Aim →
Reproduce the material word for word; the images stay out.

START Task material

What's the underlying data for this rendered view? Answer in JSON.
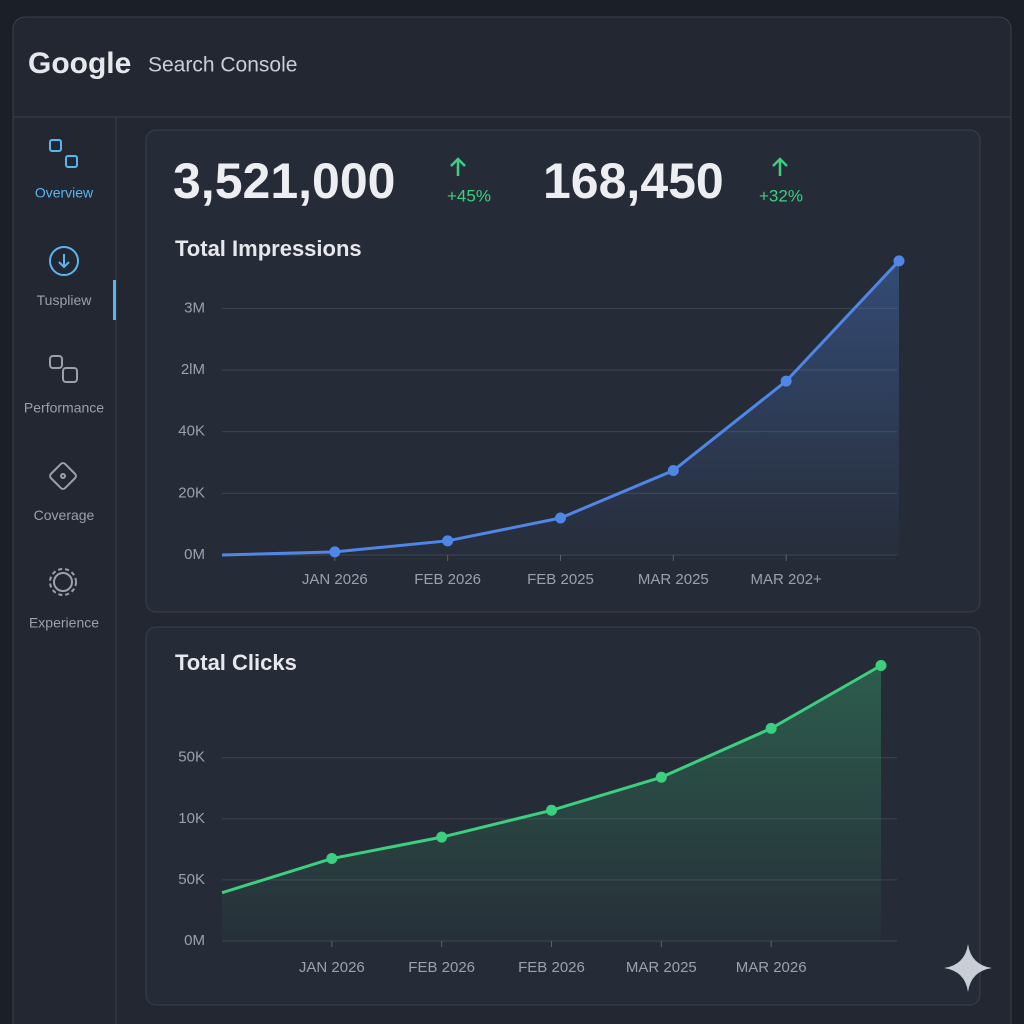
{
  "header": {
    "logo": "Google",
    "product": "Search Console"
  },
  "nav": [
    "Overview",
    "Tuspliew",
    "Performance",
    "Coverage",
    "Experience"
  ],
  "stats": [
    {
      "value": "3,521,000",
      "change": "+45%"
    },
    {
      "value": "168,450",
      "change": "+32%"
    }
  ],
  "chart_data": [
    {
      "type": "line",
      "title": "Total Impressions",
      "categories": [
        null,
        "JAN 2026",
        "FEB 2026",
        "FEB 2025",
        "MAR 2025",
        "MAR 202+",
        null
      ],
      "values": [
        0,
        0.05,
        0.23,
        0.6,
        1.37,
        2.82,
        4.77
      ],
      "color": "#4f86e8",
      "ylim": [
        0,
        4.8
      ],
      "yticks": [
        {
          "value": 0,
          "label": "0M"
        },
        {
          "value": 1,
          "label": "20K"
        },
        {
          "value": 2,
          "label": "40K"
        },
        {
          "value": 3,
          "label": "2lM"
        },
        {
          "value": 4,
          "label": "3M"
        }
      ],
      "grid": true
    },
    {
      "type": "line",
      "title": "Total Clicks",
      "categories": [
        null,
        "JAN 2026",
        "FEB 2026",
        "FEB 2026",
        "MAR 2025",
        "MAR 2026",
        null
      ],
      "values": [
        0.79,
        1.35,
        1.7,
        2.14,
        2.68,
        3.48,
        4.51
      ],
      "color": "#3ccf7f",
      "ylim": [
        0,
        4.6
      ],
      "yticks": [
        {
          "value": 0,
          "label": "0M"
        },
        {
          "value": 1,
          "label": "50K"
        },
        {
          "value": 2,
          "label": "10K"
        },
        {
          "value": 3,
          "label": "50K"
        }
      ],
      "grid": true
    }
  ]
}
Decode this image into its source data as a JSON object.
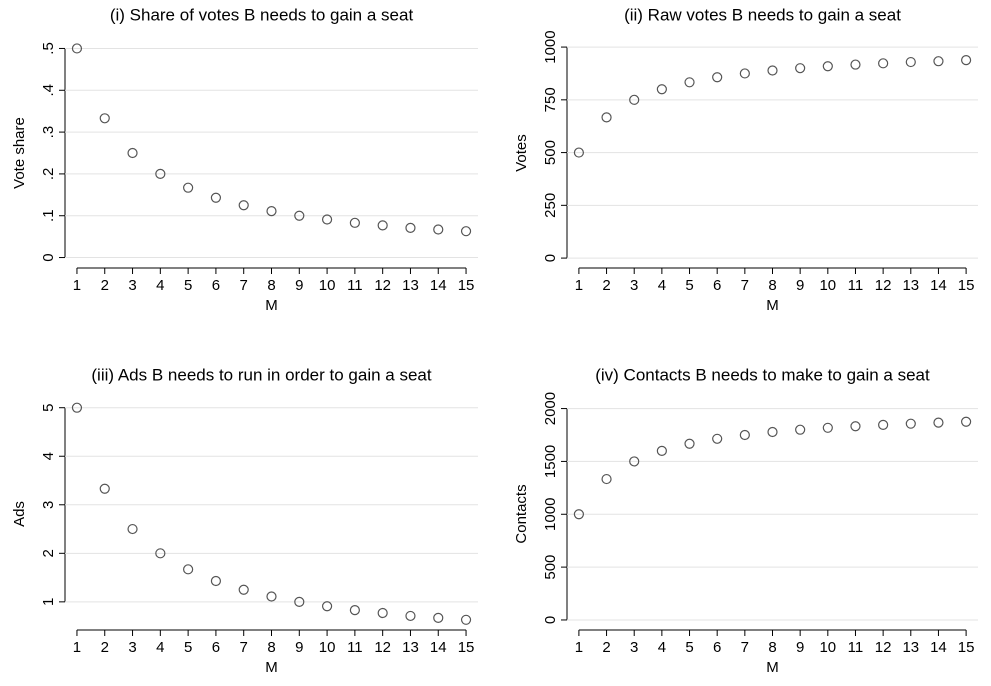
{
  "chart_data": [
    {
      "type": "scatter",
      "title": "(i) Share of votes B needs to gain a seat",
      "xlabel": "M",
      "ylabel": "Vote share",
      "x": [
        1,
        2,
        3,
        4,
        5,
        6,
        7,
        8,
        9,
        10,
        11,
        12,
        13,
        14,
        15
      ],
      "series": [
        {
          "color": "#555555",
          "values": [
            0.5,
            0.333,
            0.25,
            0.2,
            0.167,
            0.143,
            0.125,
            0.111,
            0.1,
            0.091,
            0.083,
            0.077,
            0.071,
            0.067,
            0.063
          ]
        }
      ],
      "xlim": [
        0.57,
        15.43
      ],
      "xticks": [
        1,
        2,
        3,
        4,
        5,
        6,
        7,
        8,
        9,
        10,
        11,
        12,
        13,
        14,
        15
      ],
      "ylim": [
        -0.025,
        0.525
      ],
      "yticks": [
        0,
        {
          "value": 0.1,
          "label": ".1"
        },
        {
          "value": 0.2,
          "label": ".2"
        },
        {
          "value": 0.3,
          "label": ".3"
        },
        {
          "value": 0.4,
          "label": ".4"
        },
        {
          "value": 0.5,
          "label": ".5"
        }
      ],
      "grid": true
    },
    {
      "type": "scatter",
      "title": "(ii) Raw votes B needs to gain a seat",
      "xlabel": "M",
      "ylabel": "Votes",
      "x": [
        1,
        2,
        3,
        4,
        5,
        6,
        7,
        8,
        9,
        10,
        11,
        12,
        13,
        14,
        15
      ],
      "series": [
        {
          "color": "#555555",
          "values": [
            500,
            667,
            750,
            800,
            833,
            857,
            875,
            889,
            900,
            909,
            917,
            923,
            929,
            933,
            938
          ]
        }
      ],
      "xlim": [
        0.57,
        15.43
      ],
      "xticks": [
        1,
        2,
        3,
        4,
        5,
        6,
        7,
        8,
        9,
        10,
        11,
        12,
        13,
        14,
        15
      ],
      "ylim": [
        -47,
        1043
      ],
      "yticks": [
        0,
        250,
        500,
        750,
        1000
      ],
      "grid": true
    },
    {
      "type": "scatter",
      "title": "(iii) Ads B needs to run in order to gain a seat",
      "xlabel": "M",
      "ylabel": "Ads",
      "x": [
        1,
        2,
        3,
        4,
        5,
        6,
        7,
        8,
        9,
        10,
        11,
        12,
        13,
        14,
        15
      ],
      "series": [
        {
          "color": "#555555",
          "values": [
            5,
            3.33,
            2.5,
            2,
            1.67,
            1.43,
            1.25,
            1.11,
            1,
            0.91,
            0.83,
            0.77,
            0.71,
            0.67,
            0.63
          ]
        }
      ],
      "xlim": [
        0.57,
        15.43
      ],
      "xticks": [
        1,
        2,
        3,
        4,
        5,
        6,
        7,
        8,
        9,
        10,
        11,
        12,
        13,
        14,
        15
      ],
      "ylim": [
        0.42,
        5.2
      ],
      "yticks": [
        1,
        2,
        3,
        4,
        5
      ],
      "grid": true
    },
    {
      "type": "scatter",
      "title": "(iv) Contacts B needs to make to gain a seat",
      "xlabel": "M",
      "ylabel": "Contacts",
      "x": [
        1,
        2,
        3,
        4,
        5,
        6,
        7,
        8,
        9,
        10,
        11,
        12,
        13,
        14,
        15
      ],
      "series": [
        {
          "color": "#555555",
          "values": [
            1000,
            1333,
            1500,
            1600,
            1667,
            1714,
            1750,
            1778,
            1800,
            1818,
            1833,
            1846,
            1857,
            1867,
            1875
          ]
        }
      ],
      "xlim": [
        0.57,
        15.43
      ],
      "xticks": [
        1,
        2,
        3,
        4,
        5,
        6,
        7,
        8,
        9,
        10,
        11,
        12,
        13,
        14,
        15
      ],
      "ylim": [
        -95,
        2100
      ],
      "yticks": [
        0,
        500,
        1000,
        1500,
        2000
      ],
      "grid": true
    }
  ]
}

END Task material

Response below →
What's the underlying data for this rendered view? Answer in JSON.
{
  "header": {
    "logo": "Google",
    "product": "Search Console"
  },
  "nav": [
    "Overview",
    "Tuspliew",
    "Performance",
    "Coverage",
    "Experience"
  ],
  "stats": [
    {
      "value": "3,521,000",
      "change": "+45%"
    },
    {
      "value": "168,450",
      "change": "+32%"
    }
  ],
  "chart_data": [
    {
      "type": "line",
      "title": "Total Impressions",
      "categories": [
        null,
        "JAN 2026",
        "FEB 2026",
        "FEB 2025",
        "MAR 2025",
        "MAR 202+",
        null
      ],
      "values": [
        0,
        0.05,
        0.23,
        0.6,
        1.37,
        2.82,
        4.77
      ],
      "color": "#4f86e8",
      "ylim": [
        0,
        4.8
      ],
      "yticks": [
        {
          "value": 0,
          "label": "0M"
        },
        {
          "value": 1,
          "label": "20K"
        },
        {
          "value": 2,
          "label": "40K"
        },
        {
          "value": 3,
          "label": "2lM"
        },
        {
          "value": 4,
          "label": "3M"
        }
      ],
      "grid": true
    },
    {
      "type": "line",
      "title": "Total Clicks",
      "categories": [
        null,
        "JAN 2026",
        "FEB 2026",
        "FEB 2026",
        "MAR 2025",
        "MAR 2026",
        null
      ],
      "values": [
        0.79,
        1.35,
        1.7,
        2.14,
        2.68,
        3.48,
        4.51
      ],
      "color": "#3ccf7f",
      "ylim": [
        0,
        4.6
      ],
      "yticks": [
        {
          "value": 0,
          "label": "0M"
        },
        {
          "value": 1,
          "label": "50K"
        },
        {
          "value": 2,
          "label": "10K"
        },
        {
          "value": 3,
          "label": "50K"
        }
      ],
      "grid": true
    }
  ]
}
Decode this image into its source data as a JSON object.
{
  "chart_data": [
    {
      "type": "scatter",
      "title": "(i) Share of votes B needs to gain a seat",
      "xlabel": "M",
      "ylabel": "Vote share",
      "x": [
        1,
        2,
        3,
        4,
        5,
        6,
        7,
        8,
        9,
        10,
        11,
        12,
        13,
        14,
        15
      ],
      "series": [
        {
          "color": "#555555",
          "values": [
            0.5,
            0.333,
            0.25,
            0.2,
            0.167,
            0.143,
            0.125,
            0.111,
            0.1,
            0.091,
            0.083,
            0.077,
            0.071,
            0.067,
            0.063
          ]
        }
      ],
      "xlim": [
        0.57,
        15.43
      ],
      "xticks": [
        1,
        2,
        3,
        4,
        5,
        6,
        7,
        8,
        9,
        10,
        11,
        12,
        13,
        14,
        15
      ],
      "ylim": [
        -0.025,
        0.525
      ],
      "yticks": [
        0,
        {
          "value": 0.1,
          "label": ".1"
        },
        {
          "value": 0.2,
          "label": ".2"
        },
        {
          "value": 0.3,
          "label": ".3"
        },
        {
          "value": 0.4,
          "label": ".4"
        },
        {
          "value": 0.5,
          "label": ".5"
        }
      ],
      "grid": true
    },
    {
      "type": "scatter",
      "title": "(ii) Raw votes B needs to gain a seat",
      "xlabel": "M",
      "ylabel": "Votes",
      "x": [
        1,
        2,
        3,
        4,
        5,
        6,
        7,
        8,
        9,
        10,
        11,
        12,
        13,
        14,
        15
      ],
      "series": [
        {
          "color": "#555555",
          "values": [
            500,
            667,
            750,
            800,
            833,
            857,
            875,
            889,
            900,
            909,
            917,
            923,
            929,
            933,
            938
          ]
        }
      ],
      "xlim": [
        0.57,
        15.43
      ],
      "xticks": [
        1,
        2,
        3,
        4,
        5,
        6,
        7,
        8,
        9,
        10,
        11,
        12,
        13,
        14,
        15
      ],
      "ylim": [
        -47,
        1043
      ],
      "yticks": [
        0,
        250,
        500,
        750,
        1000
      ],
      "grid": true
    },
    {
      "type": "scatter",
      "title": "(iii) Ads B needs to run in order to gain a seat",
      "xlabel": "M",
      "ylabel": "Ads",
      "x": [
        1,
        2,
        3,
        4,
        5,
        6,
        7,
        8,
        9,
        10,
        11,
        12,
        13,
        14,
        15
      ],
      "series": [
        {
          "color": "#555555",
          "values": [
            5,
            3.33,
            2.5,
            2,
            1.67,
            1.43,
            1.25,
            1.11,
            1,
            0.91,
            0.83,
            0.77,
            0.71,
            0.67,
            0.63
          ]
        }
      ],
      "xlim": [
        0.57,
        15.43
      ],
      "xticks": [
        1,
        2,
        3,
        4,
        5,
        6,
        7,
        8,
        9,
        10,
        11,
        12,
        13,
        14,
        15
      ],
      "ylim": [
        0.42,
        5.2
      ],
      "yticks": [
        1,
        2,
        3,
        4,
        5
      ],
      "grid": true
    },
    {
      "type": "scatter",
      "title": "(iv) Contacts B needs to make to gain a seat",
      "xlabel": "M",
      "ylabel": "Contacts",
      "x": [
        1,
        2,
        3,
        4,
        5,
        6,
        7,
        8,
        9,
        10,
        11,
        12,
        13,
        14,
        15
      ],
      "series": [
        {
          "color": "#555555",
          "values": [
            1000,
            1333,
            1500,
            1600,
            1667,
            1714,
            1750,
            1778,
            1800,
            1818,
            1833,
            1846,
            1857,
            1867,
            1875
          ]
        }
      ],
      "xlim": [
        0.57,
        15.43
      ],
      "xticks": [
        1,
        2,
        3,
        4,
        5,
        6,
        7,
        8,
        9,
        10,
        11,
        12,
        13,
        14,
        15
      ],
      "ylim": [
        -95,
        2100
      ],
      "yticks": [
        0,
        500,
        1000,
        1500,
        2000
      ],
      "grid": true
    }
  ]
}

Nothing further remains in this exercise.